— Stated task —
The listing below should be copied in full, word for word.

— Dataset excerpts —
------------------------------------------------

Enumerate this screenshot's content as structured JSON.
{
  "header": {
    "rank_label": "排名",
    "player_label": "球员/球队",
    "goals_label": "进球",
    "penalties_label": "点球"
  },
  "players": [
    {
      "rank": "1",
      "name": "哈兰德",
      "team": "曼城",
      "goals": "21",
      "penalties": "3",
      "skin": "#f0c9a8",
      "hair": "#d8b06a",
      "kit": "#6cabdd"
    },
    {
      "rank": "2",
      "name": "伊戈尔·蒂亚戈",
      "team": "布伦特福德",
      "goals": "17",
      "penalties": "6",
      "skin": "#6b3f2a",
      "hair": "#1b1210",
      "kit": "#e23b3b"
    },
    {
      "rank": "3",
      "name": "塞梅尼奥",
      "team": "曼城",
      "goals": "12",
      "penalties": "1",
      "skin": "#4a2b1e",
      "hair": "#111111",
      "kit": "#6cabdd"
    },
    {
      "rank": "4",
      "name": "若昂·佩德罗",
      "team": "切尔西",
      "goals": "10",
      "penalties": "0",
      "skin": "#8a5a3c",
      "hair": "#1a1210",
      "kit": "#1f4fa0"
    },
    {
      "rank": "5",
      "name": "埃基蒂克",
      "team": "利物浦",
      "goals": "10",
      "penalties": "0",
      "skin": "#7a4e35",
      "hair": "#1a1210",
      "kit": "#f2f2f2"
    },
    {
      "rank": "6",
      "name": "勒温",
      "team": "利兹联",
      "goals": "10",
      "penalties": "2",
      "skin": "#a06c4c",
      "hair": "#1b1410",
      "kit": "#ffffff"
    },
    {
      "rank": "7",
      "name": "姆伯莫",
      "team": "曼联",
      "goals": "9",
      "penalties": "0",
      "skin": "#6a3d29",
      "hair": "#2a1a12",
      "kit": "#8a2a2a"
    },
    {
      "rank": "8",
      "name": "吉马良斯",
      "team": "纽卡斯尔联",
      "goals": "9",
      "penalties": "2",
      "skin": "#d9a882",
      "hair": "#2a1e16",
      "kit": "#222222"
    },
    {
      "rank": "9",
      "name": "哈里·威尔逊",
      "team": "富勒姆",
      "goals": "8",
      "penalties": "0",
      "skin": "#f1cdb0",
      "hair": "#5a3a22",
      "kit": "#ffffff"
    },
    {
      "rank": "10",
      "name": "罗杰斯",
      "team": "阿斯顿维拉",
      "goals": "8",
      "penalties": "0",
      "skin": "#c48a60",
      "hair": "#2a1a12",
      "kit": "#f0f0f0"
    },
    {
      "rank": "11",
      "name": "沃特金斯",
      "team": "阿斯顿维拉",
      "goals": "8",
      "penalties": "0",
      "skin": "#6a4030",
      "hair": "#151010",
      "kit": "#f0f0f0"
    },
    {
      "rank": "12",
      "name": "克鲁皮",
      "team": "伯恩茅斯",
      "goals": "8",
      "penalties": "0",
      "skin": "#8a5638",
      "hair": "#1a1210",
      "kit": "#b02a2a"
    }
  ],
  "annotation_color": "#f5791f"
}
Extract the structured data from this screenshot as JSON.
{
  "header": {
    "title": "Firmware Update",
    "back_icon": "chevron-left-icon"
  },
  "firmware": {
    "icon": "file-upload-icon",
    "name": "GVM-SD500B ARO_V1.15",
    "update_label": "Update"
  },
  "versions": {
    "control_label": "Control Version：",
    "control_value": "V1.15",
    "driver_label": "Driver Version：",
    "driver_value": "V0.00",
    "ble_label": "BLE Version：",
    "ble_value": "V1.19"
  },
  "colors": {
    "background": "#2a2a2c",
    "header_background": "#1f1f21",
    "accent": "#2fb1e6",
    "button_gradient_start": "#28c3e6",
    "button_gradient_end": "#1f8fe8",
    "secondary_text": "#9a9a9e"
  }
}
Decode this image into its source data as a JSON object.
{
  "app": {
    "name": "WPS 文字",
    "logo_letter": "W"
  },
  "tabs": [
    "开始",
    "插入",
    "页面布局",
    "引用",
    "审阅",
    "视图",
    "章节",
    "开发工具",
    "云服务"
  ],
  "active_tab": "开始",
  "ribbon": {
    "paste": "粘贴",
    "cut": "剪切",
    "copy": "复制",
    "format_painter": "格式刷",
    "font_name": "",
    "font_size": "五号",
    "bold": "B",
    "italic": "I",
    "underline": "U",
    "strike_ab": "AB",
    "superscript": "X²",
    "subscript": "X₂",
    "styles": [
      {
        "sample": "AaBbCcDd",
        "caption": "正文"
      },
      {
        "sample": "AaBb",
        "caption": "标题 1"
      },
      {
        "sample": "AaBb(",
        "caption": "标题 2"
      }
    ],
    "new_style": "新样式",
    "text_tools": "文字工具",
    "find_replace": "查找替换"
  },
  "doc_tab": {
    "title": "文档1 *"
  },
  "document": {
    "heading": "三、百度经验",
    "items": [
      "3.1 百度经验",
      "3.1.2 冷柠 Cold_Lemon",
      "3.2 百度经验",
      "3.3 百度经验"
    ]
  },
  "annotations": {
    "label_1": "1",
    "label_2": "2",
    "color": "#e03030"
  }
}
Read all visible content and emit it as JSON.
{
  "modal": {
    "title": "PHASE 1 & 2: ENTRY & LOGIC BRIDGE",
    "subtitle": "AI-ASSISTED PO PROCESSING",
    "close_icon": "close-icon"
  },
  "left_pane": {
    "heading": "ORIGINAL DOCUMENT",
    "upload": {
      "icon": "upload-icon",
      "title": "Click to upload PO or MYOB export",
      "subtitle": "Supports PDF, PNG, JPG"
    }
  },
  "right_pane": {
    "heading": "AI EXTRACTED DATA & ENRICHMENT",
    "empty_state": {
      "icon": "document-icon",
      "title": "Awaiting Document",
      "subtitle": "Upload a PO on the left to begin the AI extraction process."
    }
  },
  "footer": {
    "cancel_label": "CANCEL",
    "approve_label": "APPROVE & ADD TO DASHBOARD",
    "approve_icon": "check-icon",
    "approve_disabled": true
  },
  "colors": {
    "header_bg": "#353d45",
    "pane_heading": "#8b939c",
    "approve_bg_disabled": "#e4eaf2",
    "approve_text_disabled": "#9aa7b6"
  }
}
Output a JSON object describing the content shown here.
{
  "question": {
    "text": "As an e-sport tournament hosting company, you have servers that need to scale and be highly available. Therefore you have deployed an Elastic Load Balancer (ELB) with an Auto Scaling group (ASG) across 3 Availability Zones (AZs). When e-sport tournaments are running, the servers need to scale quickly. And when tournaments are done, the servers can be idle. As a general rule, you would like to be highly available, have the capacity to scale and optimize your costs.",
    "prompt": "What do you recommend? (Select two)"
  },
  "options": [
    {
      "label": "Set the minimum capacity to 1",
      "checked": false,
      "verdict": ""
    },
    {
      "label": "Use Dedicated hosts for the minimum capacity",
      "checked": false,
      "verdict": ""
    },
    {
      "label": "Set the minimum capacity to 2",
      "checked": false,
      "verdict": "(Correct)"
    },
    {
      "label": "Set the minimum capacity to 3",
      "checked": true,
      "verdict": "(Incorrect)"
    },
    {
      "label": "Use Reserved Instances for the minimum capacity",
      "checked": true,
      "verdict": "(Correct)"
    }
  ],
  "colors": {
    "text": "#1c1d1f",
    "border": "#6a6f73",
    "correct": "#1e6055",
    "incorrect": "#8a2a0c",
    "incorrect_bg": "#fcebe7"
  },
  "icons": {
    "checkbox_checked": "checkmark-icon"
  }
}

------------------------------------------------

— The response —
Enumerate this screenshot's content as structured JSON.
{
  "header": {
    "rank_label": "排名",
    "player_label": "球员/球队",
    "goals_label": "进球",
    "penalties_label": "点球"
  },
  "players": [
    {
      "rank": "1",
      "name": "哈兰德",
      "team": "曼城",
      "goals": "21",
      "penalties": "3",
      "skin": "#f0c9a8",
      "hair": "#d8b06a",
      "kit": "#6cabdd"
    },
    {
      "rank": "2",
      "name": "伊戈尔·蒂亚戈",
      "team": "布伦特福德",
      "goals": "17",
      "penalties": "6",
      "skin": "#6b3f2a",
      "hair": "#1b1210",
      "kit": "#e23b3b"
    },
    {
      "rank": "3",
      "name": "塞梅尼奥",
      "team": "曼城",
      "goals": "12",
      "penalties": "1",
      "skin": "#4a2b1e",
      "hair": "#111111",
      "kit": "#6cabdd"
    },
    {
      "rank": "4",
      "name": "若昂·佩德罗",
      "team": "切尔西",
      "goals": "10",
      "penalties": "0",
      "skin": "#8a5a3c",
      "hair": "#1a1210",
      "kit": "#1f4fa0"
    },
    {
      "rank": "5",
      "name": "埃基蒂克",
      "team": "利物浦",
      "goals": "10",
      "penalties": "0",
      "skin": "#7a4e35",
      "hair": "#1a1210",
      "kit": "#f2f2f2"
    },
    {
      "rank": "6",
      "name": "勒温",
      "team": "利兹联",
      "goals": "10",
      "penalties": "2",
      "skin": "#a06c4c",
      "hair": "#1b1410",
      "kit": "#ffffff"
    },
    {
      "rank": "7",
      "name": "姆伯莫",
      "team": "曼联",
      "goals": "9",
      "penalties": "0",
      "skin": "#6a3d29",
      "hair": "#2a1a12",
      "kit": "#8a2a2a"
    },
    {
      "rank": "8",
      "name": "吉马良斯",
      "team": "纽卡斯尔联",
      "goals": "9",
      "penalties": "2",
      "skin": "#d9a882",
      "hair": "#2a1e16",
      "kit": "#222222"
    },
    {
      "rank": "9",
      "name": "哈里·威尔逊",
      "team": "富勒姆",
      "goals": "8",
      "penalties": "0",
      "skin": "#f1cdb0",
      "hair": "#5a3a22",
      "kit": "#ffffff"
    },
    {
      "rank": "10",
      "name": "罗杰斯",
      "team": "阿斯顿维拉",
      "goals": "8",
      "penalties": "0",
      "skin": "#c48a60",
      "hair": "#2a1a12",
      "kit": "#f0f0f0"
    },
    {
      "rank": "11",
      "name": "沃特金斯",
      "team": "阿斯顿维拉",
      "goals": "8",
      "penalties": "0",
      "skin": "#6a4030",
      "hair": "#151010",
      "kit": "#f0f0f0"
    },
    {
      "rank": "12",
      "name": "克鲁皮",
      "team": "伯恩茅斯",
      "goals": "8",
      "penalties": "0",
      "skin": "#8a5638",
      "hair": "#1a1210",
      "kit": "#b02a2a"
    }
  ],
  "annotation_color": "#f5791f"
}
Extract the structured data from this screenshot as JSON.
{
  "header": {
    "title": "Firmware Update",
    "back_icon": "chevron-left-icon"
  },
  "firmware": {
    "icon": "file-upload-icon",
    "name": "GVM-SD500B ARO_V1.15",
    "update_label": "Update"
  },
  "versions": {
    "control_label": "Control Version：",
    "control_value": "V1.15",
    "driver_label": "Driver Version：",
    "driver_value": "V0.00",
    "ble_label": "BLE Version：",
    "ble_value": "V1.19"
  },
  "colors": {
    "background": "#2a2a2c",
    "header_background": "#1f1f21",
    "accent": "#2fb1e6",
    "button_gradient_start": "#28c3e6",
    "button_gradient_end": "#1f8fe8",
    "secondary_text": "#9a9a9e"
  }
}
Decode this image into its source data as a JSON object.
{
  "app": {
    "name": "WPS 文字",
    "logo_letter": "W"
  },
  "tabs": [
    "开始",
    "插入",
    "页面布局",
    "引用",
    "审阅",
    "视图",
    "章节",
    "开发工具",
    "云服务"
  ],
  "active_tab": "开始",
  "ribbon": {
    "paste": "粘贴",
    "cut": "剪切",
    "copy": "复制",
    "format_painter": "格式刷",
    "font_name": "",
    "font_size": "五号",
    "bold": "B",
    "italic": "I",
    "underline": "U",
    "strike_ab": "AB",
    "superscript": "X²",
    "subscript": "X₂",
    "styles": [
      {
        "sample": "AaBbCcDd",
        "caption": "正文"
      },
      {
        "sample": "AaBb",
        "caption": "标题 1"
      },
      {
        "sample": "AaBb(",
        "caption": "标题 2"
      }
    ],
    "new_style": "新样式",
    "text_tools": "文字工具",
    "find_replace": "查找替换"
  },
  "doc_tab": {
    "title": "文档1 *"
  },
  "document": {
    "heading": "三、百度经验",
    "items": [
      "3.1 百度经验",
      "3.1.2 冷柠 Cold_Lemon",
      "3.2 百度经验",
      "3.3 百度经验"
    ]
  },
  "annotations": {
    "label_1": "1",
    "label_2": "2",
    "color": "#e03030"
  }
}
Read all visible content and emit it as JSON.
{
  "modal": {
    "title": "PHASE 1 & 2: ENTRY & LOGIC BRIDGE",
    "subtitle": "AI-ASSISTED PO PROCESSING",
    "close_icon": "close-icon"
  },
  "left_pane": {
    "heading": "ORIGINAL DOCUMENT",
    "upload": {
      "icon": "upload-icon",
      "title": "Click to upload PO or MYOB export",
      "subtitle": "Supports PDF, PNG, JPG"
    }
  },
  "right_pane": {
    "heading": "AI EXTRACTED DATA & ENRICHMENT",
    "empty_state": {
      "icon": "document-icon",
      "title": "Awaiting Document",
      "subtitle": "Upload a PO on the left to begin the AI extraction process."
    }
  },
  "footer": {
    "cancel_label": "CANCEL",
    "approve_label": "APPROVE & ADD TO DASHBOARD",
    "approve_icon": "check-icon",
    "approve_disabled": true
  },
  "colors": {
    "header_bg": "#353d45",
    "pane_heading": "#8b939c",
    "approve_bg_disabled": "#e4eaf2",
    "approve_text_disabled": "#9aa7b6"
  }
}
Output a JSON object describing the content shown here.
{
  "question": {
    "text": "As an e-sport tournament hosting company, you have servers that need to scale and be highly available. Therefore you have deployed an Elastic Load Balancer (ELB) with an Auto Scaling group (ASG) across 3 Availability Zones (AZs). When e-sport tournaments are running, the servers need to scale quickly. And when tournaments are done, the servers can be idle. As a general rule, you would like to be highly available, have the capacity to scale and optimize your costs.",
    "prompt": "What do you recommend? (Select two)"
  },
  "options": [
    {
      "label": "Set the minimum capacity to 1",
      "checked": false,
      "verdict": ""
    },
    {
      "label": "Use Dedicated hosts for the minimum capacity",
      "checked": false,
      "verdict": ""
    },
    {
      "label": "Set the minimum capacity to 2",
      "checked": false,
      "verdict": "(Correct)"
    },
    {
      "label": "Set the minimum capacity to 3",
      "checked": true,
      "verdict": "(Incorrect)"
    },
    {
      "label": "Use Reserved Instances for the minimum capacity",
      "checked": true,
      "verdict": "(Correct)"
    }
  ],
  "colors": {
    "text": "#1c1d1f",
    "border": "#6a6f73",
    "correct": "#1e6055",
    "incorrect": "#8a2a0c",
    "incorrect_bg": "#fcebe7"
  },
  "icons": {
    "checkbox_checked": "checkmark-icon"
  }
}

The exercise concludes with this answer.